(Data listing)
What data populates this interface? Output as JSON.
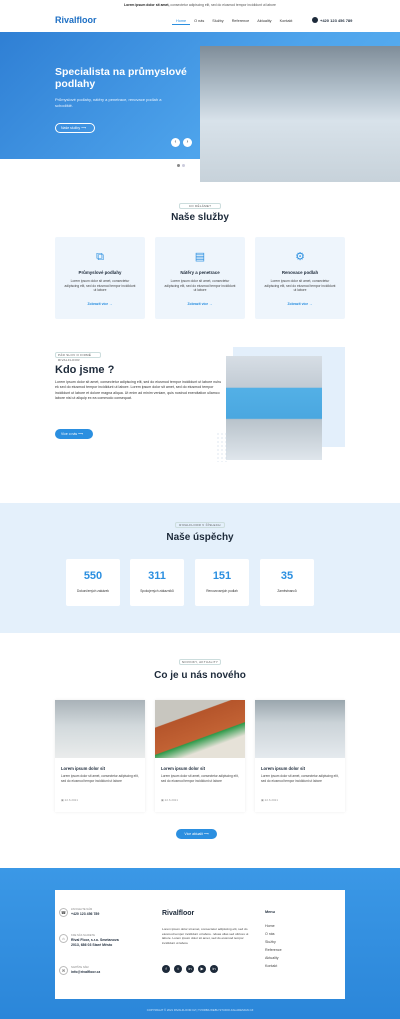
{
  "topbar": {
    "bold": "Lorem ipsum dolor sit amet,",
    "rest": " consectetur adipiscing elit, sed do eiusmod tempor incididunt ut labore"
  },
  "nav": {
    "logo": "Rivalfloor",
    "items": [
      "Home",
      "O nás",
      "Služby",
      "Reference",
      "Aktuality",
      "Kontakt"
    ],
    "phone": "+420 123 456 789"
  },
  "hero": {
    "title": "Specialista na průmyslové podlahy",
    "subtitle": "Průmyslové podlahy, nátěry a penetrace, renovace podlah a schodiště.",
    "button": "Naše služby",
    "prev": "‹",
    "next": "›"
  },
  "services": {
    "tag": "CO DĚLÁME?",
    "title": "Naše služby",
    "items": [
      {
        "title": "Průmyslové podlahy",
        "text": "Lorem ipsum dolor sit amet, consectetur adipiscing elit, sed do eiusmod tempor incididunt ut labore",
        "link": "Zobrazit více →",
        "icon": "layers-icon"
      },
      {
        "title": "Nátěry a penetrace",
        "text": "Lorem ipsum dolor sit amet, consectetur adipiscing elit, sed do eiusmod tempor incididunt ut labore",
        "link": "Zobrazit více →",
        "icon": "paint-roller-icon"
      },
      {
        "title": "Renovace podlah",
        "text": "Lorem ipsum dolor sit amet, consectetur adipiscing elit, sed do eiusmod tempor incididunt ut labore",
        "link": "Zobrazit více →",
        "icon": "gear-icon"
      }
    ]
  },
  "about": {
    "tag": "PÁR SLOV O FIRMĚ RIVALFLOOR",
    "title": "Kdo jsme ?",
    "text": "Lorem ipsum dolor sit amet, consectetur adipiscing elit, sed do eiusmod tempor incididunt ut labore nuhu ek sed do eiusmod tempor incididunt ut labore. Lorem ipsum dolor sit amet, sed do eiusmod tempor incididunt ut labore et dolore magna aliqua. Ut enim ad minim veniam, quis nostrud exercitation ullamco labore nisi ut aliquip ex ea commodo consequat.",
    "button": "Více o nás"
  },
  "stats": {
    "tag": "RIVALFLOOR V ČÍSLECH",
    "title": "Naše úspěchy",
    "items": [
      {
        "value": "550",
        "label": "Dokončených zakázek"
      },
      {
        "value": "311",
        "label": "Spokojených zákazníků"
      },
      {
        "value": "151",
        "label": "Renovovaných podlah"
      },
      {
        "value": "35",
        "label": "Zaměstnanců"
      }
    ]
  },
  "news": {
    "tag": "NOVINKY, AKTUALITY",
    "title": "Co je u nás nového",
    "items": [
      {
        "title": "Lorem ipsum dolor sit",
        "text": "Lorem ipsum dolor sit amet, consectetur adipiscing elit, sed do eiusmod tempor incididunt ut labore",
        "date": "22.6.2021"
      },
      {
        "title": "Lorem ipsum dolor sit",
        "text": "Lorem ipsum dolor sit amet, consectetur adipiscing elit, sed do eiusmod tempor incididunt ut labore",
        "date": "22.6.2021"
      },
      {
        "title": "Lorem ipsum dolor sit",
        "text": "Lorem ipsum dolor sit amet, consectetur adipiscing elit, sed do eiusmod tempor incididunt ut labore",
        "date": "22.6.2021"
      }
    ],
    "button": "Více aktualit"
  },
  "footer": {
    "contacts": [
      {
        "label": "ZAVOLEJTE NÁM",
        "value": "+420 123 456 789",
        "icon": "phone-icon"
      },
      {
        "label": "KDE NÁS NAJDETE",
        "value": "Rival Floor, s.r.o. Smetanova 2013, 686 03 Staré Město",
        "icon": "location-icon"
      },
      {
        "label": "NAPIŠTE NÁM",
        "value": "info@rivalfloor.cz",
        "icon": "mail-icon"
      }
    ],
    "logo": "Rivalfloor",
    "text": "Lorem ipsum dolor sit amet, consectetur adipiscing elit, sed do eiusmod tempor incididunt ut labore. nduas ullas sed ultrices ut labore. Lorem ipsum dolor sit amet, sed do eiusmod tempor incididunt ut labore",
    "social": [
      "f",
      "t",
      "in",
      "▶",
      "in"
    ],
    "menu_title": "Menu",
    "menu": [
      "Home",
      "O nás",
      "Služby",
      "Reference",
      "Aktuality",
      "Kontakt"
    ],
    "copyright": "COPYRIGHT © 2021 RIVALFLOOR.CZ | TVORBA WEBU STUDIO-KALADESIGN.CZ"
  },
  "colors": {
    "accent": "#2b8fe0",
    "dark": "#1d2a3a",
    "light_bg": "#e4f0fb"
  }
}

WORK TO COMPLETE:
Above are the entries; count how many of their lines contain the word "value" and give only that number.

RESULT OF THIS TASK:
7